### WHAT THE EXERCISE ASKS
In the parenting forum post, how does the writer say they feed their babies because it works for their family?

That article was kinda funny to me but not offensive, although the part about teaching them to walk and sit up.. Wth?

I'm a big proponent with the whatever works for your family type parenting. I mean the entire family, not only you or your spouse and not only your babies...everyone e in the family. I breastfeed on demand because it works for my family. I do not cosleeping because it does not work for my family. I set bou daries for my kids because we are all happier when I do so. Etc. I don't thi k it's anyone's business e cept my husbands how I parent, thanks. I don't really care how anyone else parents either as long as its good for their families..


yeahthat.gifclap.gif

post #156 of 226
Quote:
Originally Posted by KaliShanti View Post

That article was kinda funny to me but not offensive, although the part about teaching them to walk and sit up.. Wth?

### RECORD EXCERPTS
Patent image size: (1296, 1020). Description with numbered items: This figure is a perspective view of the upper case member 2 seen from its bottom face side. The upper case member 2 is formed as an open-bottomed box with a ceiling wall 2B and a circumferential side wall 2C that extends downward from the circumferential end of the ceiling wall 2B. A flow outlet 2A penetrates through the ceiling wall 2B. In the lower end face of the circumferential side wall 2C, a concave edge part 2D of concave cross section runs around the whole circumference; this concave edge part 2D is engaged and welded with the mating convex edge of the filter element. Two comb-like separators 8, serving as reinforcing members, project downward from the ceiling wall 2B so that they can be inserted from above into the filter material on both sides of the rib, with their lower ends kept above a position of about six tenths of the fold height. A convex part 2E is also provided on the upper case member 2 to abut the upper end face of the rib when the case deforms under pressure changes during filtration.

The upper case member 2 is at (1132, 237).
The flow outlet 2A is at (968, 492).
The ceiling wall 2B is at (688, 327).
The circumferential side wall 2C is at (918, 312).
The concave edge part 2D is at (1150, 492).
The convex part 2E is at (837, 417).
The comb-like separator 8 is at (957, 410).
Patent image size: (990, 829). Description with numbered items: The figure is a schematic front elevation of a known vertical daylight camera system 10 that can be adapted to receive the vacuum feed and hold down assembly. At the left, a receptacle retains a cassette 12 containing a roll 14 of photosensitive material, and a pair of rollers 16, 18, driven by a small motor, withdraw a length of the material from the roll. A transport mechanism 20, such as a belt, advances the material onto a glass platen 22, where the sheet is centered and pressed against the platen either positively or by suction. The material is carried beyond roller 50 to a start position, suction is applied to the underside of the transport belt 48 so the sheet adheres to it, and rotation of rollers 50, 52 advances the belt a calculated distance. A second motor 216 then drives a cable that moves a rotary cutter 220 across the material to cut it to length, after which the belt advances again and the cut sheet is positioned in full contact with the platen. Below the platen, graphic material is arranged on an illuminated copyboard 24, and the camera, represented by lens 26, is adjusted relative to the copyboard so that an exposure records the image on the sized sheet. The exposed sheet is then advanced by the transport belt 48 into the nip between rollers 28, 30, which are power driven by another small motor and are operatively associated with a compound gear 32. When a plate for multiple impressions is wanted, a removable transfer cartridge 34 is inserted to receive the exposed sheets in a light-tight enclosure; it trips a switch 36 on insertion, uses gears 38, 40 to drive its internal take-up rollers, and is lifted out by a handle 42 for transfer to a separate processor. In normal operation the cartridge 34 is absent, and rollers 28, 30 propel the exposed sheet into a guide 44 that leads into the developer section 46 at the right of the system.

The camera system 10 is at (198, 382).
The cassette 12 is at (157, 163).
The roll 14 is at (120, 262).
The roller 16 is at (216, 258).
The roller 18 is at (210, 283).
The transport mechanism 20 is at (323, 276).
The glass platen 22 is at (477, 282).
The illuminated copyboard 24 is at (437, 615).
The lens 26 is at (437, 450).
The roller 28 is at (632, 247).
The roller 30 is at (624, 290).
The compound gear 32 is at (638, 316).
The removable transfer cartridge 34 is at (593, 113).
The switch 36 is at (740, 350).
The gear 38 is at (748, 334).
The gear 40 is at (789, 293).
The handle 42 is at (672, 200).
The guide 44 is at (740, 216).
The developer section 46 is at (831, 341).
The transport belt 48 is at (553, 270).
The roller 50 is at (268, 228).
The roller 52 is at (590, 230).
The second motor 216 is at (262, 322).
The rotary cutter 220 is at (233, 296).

### TASK RESPONSE
They breastfeed on demand.